-- Data to process --
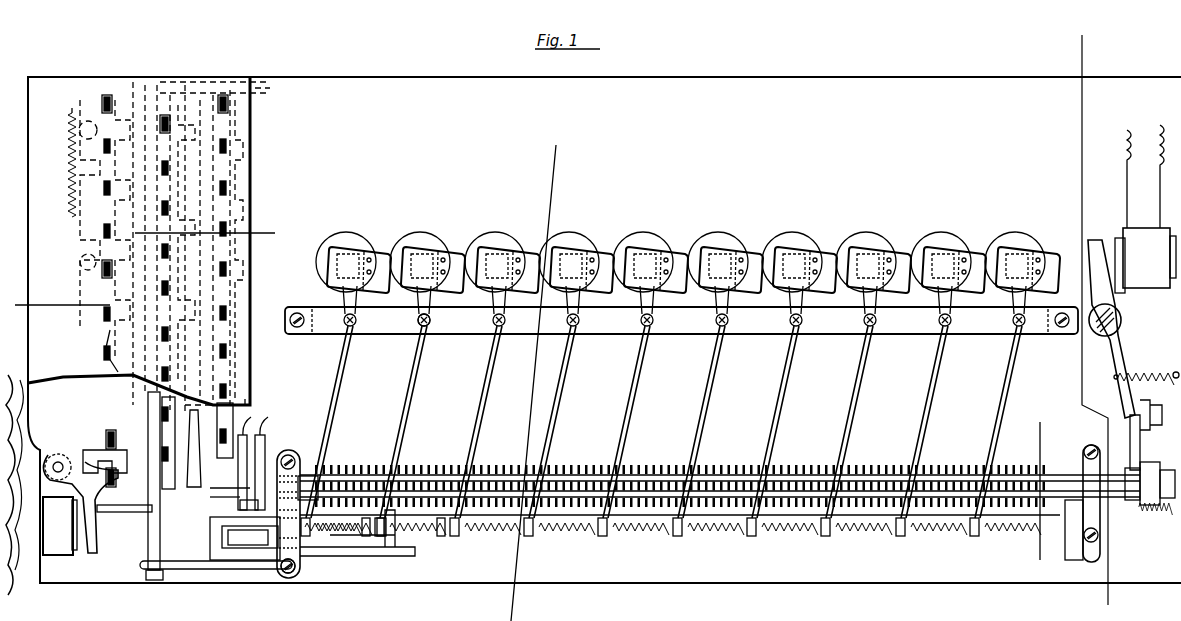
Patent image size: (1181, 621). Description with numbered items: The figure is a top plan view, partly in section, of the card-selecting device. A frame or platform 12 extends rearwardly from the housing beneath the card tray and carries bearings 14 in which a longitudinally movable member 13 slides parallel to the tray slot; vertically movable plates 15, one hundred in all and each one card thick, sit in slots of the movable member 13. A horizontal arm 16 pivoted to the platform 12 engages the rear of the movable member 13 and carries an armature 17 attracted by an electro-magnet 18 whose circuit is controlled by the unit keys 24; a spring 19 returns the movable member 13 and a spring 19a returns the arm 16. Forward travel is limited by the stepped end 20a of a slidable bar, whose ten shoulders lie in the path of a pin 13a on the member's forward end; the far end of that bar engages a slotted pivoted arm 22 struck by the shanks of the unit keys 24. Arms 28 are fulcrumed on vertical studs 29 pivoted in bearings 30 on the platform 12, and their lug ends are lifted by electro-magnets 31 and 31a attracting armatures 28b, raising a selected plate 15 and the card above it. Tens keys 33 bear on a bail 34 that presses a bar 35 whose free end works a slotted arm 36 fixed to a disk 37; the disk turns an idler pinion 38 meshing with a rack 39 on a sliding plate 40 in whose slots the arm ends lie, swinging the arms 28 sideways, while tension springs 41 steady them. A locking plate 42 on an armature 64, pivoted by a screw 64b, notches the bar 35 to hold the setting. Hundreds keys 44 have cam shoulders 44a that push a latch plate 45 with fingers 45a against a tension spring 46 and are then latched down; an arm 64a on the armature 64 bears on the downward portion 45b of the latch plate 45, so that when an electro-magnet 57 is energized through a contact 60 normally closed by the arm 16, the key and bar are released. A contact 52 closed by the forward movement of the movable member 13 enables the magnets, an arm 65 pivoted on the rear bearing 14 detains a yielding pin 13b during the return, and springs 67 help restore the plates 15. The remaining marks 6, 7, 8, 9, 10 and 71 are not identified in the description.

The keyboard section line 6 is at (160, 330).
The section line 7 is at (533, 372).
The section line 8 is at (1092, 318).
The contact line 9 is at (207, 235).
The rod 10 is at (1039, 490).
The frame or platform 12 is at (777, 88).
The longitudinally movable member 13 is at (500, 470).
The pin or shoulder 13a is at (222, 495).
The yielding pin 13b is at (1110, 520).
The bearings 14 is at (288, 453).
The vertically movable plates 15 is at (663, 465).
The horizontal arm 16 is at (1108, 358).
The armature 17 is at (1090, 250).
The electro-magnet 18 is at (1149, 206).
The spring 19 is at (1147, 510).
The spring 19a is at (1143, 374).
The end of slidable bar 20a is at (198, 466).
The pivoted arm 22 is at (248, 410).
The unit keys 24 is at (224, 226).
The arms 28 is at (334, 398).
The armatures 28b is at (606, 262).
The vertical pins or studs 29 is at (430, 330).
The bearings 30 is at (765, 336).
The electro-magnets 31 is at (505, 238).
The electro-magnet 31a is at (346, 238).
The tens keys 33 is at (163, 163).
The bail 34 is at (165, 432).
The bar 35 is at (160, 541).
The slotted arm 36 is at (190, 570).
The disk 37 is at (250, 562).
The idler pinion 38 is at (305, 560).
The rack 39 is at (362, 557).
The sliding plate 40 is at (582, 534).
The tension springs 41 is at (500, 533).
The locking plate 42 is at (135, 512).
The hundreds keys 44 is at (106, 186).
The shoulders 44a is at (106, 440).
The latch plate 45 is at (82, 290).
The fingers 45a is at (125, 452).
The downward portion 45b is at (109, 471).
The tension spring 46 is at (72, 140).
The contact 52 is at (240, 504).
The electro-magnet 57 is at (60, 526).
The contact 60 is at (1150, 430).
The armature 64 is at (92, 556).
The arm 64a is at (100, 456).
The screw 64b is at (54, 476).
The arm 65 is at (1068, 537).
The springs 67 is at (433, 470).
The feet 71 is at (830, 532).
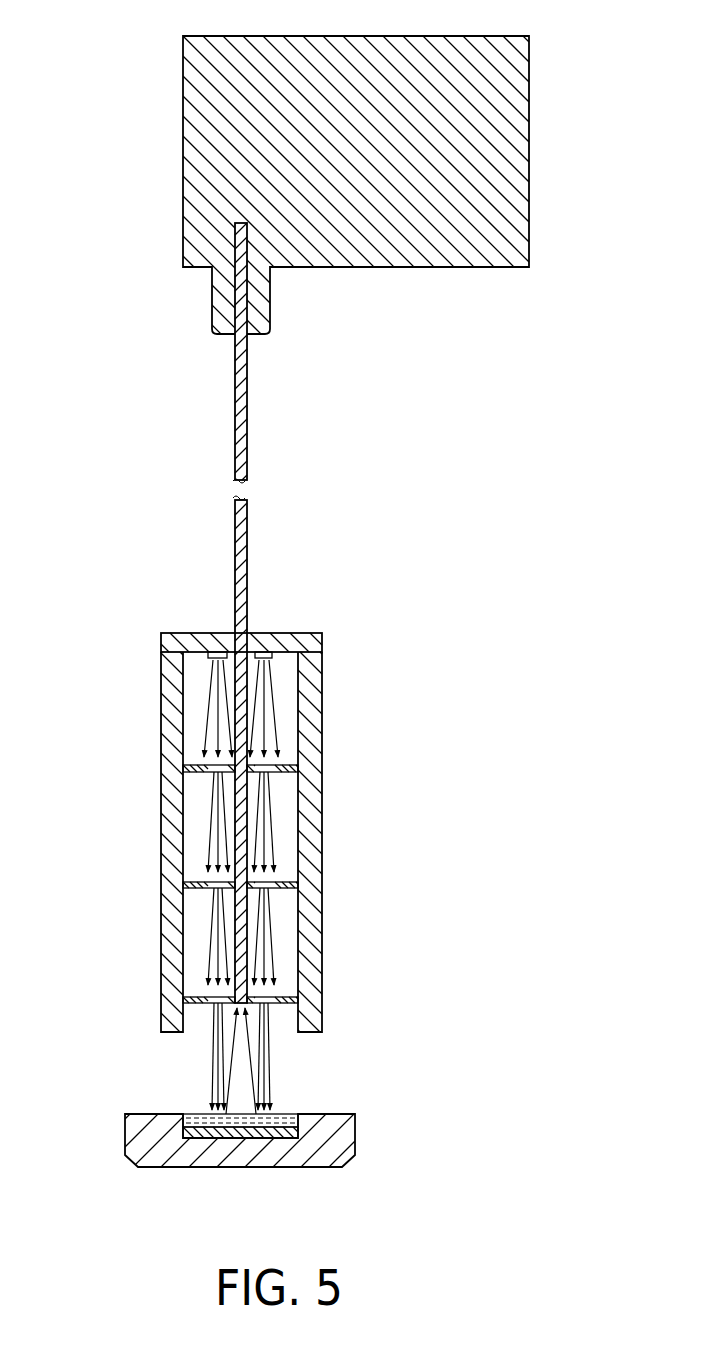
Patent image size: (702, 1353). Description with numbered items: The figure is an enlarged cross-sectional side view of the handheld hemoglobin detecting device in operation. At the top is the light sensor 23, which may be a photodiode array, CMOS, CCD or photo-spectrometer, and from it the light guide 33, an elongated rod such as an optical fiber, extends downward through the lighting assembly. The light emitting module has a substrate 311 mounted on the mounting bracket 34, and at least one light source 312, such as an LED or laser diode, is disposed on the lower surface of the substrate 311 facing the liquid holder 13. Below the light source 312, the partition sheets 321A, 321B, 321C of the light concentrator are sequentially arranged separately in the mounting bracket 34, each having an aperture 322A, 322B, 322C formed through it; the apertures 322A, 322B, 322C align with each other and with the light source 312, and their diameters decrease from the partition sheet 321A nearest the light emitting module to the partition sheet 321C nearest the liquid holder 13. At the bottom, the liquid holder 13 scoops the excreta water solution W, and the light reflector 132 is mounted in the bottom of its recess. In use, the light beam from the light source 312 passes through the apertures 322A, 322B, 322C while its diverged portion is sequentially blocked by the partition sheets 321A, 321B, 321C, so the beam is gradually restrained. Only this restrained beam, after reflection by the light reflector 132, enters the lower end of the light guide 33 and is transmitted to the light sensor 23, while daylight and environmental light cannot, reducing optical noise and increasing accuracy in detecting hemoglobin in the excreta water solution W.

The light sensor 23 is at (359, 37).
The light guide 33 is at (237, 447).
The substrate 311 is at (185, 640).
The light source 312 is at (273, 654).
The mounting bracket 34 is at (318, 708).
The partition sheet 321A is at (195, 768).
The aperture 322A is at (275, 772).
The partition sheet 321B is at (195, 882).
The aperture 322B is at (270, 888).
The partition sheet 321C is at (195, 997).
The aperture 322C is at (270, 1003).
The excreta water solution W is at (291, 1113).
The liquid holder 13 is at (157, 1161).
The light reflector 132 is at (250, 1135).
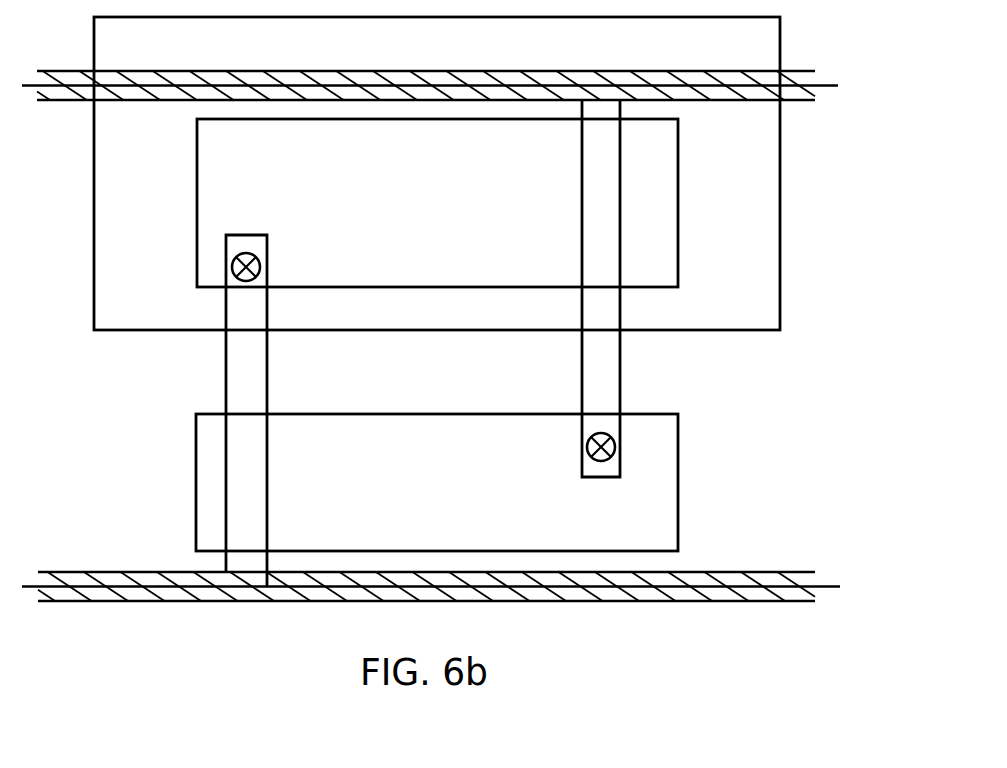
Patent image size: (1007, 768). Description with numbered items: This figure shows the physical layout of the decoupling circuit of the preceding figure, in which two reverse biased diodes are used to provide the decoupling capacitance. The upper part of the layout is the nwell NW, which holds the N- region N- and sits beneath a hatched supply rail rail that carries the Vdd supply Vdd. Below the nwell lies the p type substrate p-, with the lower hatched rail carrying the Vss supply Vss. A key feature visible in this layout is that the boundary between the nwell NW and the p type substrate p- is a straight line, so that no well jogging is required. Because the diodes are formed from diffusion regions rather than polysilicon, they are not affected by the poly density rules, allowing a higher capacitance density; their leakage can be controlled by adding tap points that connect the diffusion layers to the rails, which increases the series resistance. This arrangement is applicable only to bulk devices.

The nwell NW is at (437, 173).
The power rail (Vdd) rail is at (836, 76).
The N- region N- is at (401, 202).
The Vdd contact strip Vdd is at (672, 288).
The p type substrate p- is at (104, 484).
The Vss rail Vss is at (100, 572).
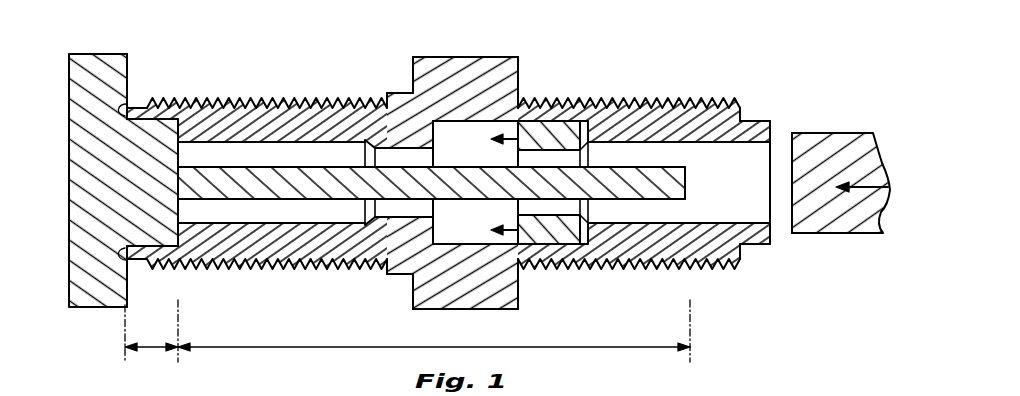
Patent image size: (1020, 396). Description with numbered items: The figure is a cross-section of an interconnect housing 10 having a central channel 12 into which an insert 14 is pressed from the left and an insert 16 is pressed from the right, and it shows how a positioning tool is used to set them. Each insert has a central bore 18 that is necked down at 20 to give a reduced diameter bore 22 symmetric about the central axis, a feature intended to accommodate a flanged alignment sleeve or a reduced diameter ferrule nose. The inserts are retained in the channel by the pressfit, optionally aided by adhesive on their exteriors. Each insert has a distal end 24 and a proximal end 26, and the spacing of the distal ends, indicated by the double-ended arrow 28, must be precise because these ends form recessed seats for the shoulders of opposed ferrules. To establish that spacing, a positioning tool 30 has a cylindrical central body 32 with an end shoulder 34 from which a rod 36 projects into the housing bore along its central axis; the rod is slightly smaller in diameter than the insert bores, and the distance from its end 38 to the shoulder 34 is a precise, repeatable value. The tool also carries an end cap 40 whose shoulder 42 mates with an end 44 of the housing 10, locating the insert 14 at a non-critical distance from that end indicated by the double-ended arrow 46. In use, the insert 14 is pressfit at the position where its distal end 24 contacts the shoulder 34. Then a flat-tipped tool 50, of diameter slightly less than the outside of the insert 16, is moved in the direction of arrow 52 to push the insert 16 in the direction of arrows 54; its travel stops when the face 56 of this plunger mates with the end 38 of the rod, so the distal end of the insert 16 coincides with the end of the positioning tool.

-- Task to complete --
Please retype the lines from the one containing "Patent image size: (1007, 768)." through the one containing "The Vss rail Vss is at (100, 572).", keeping them identical to the items above.

-- The solution --
Patent image size: (1007, 768). Description with numbered items: This figure shows the physical layout of the decoupling circuit of the preceding figure, in which two reverse biased diodes are used to provide the decoupling capacitance. The upper part of the layout is the nwell NW, which holds the N- region N- and sits beneath a hatched supply rail rail that carries the Vdd supply Vdd. Below the nwell lies the p type substrate p-, with the lower hatched rail carrying the Vss supply Vss. A key feature visible in this layout is that the boundary between the nwell NW and the p type substrate p- is a straight line, so that no well jogging is required. Because the diodes are formed from diffusion regions rather than polysilicon, they are not affected by the poly density rules, allowing a higher capacitance density; their leakage can be controlled by adding tap points that connect the diffusion layers to the rails, which increases the series resistance. This arrangement is applicable only to bulk devices.

The nwell NW is at (437, 173).
The power rail (Vdd) rail is at (836, 76).
The N- region N- is at (401, 202).
The Vdd contact strip Vdd is at (672, 288).
The p type substrate p- is at (104, 484).
The Vss rail Vss is at (100, 572).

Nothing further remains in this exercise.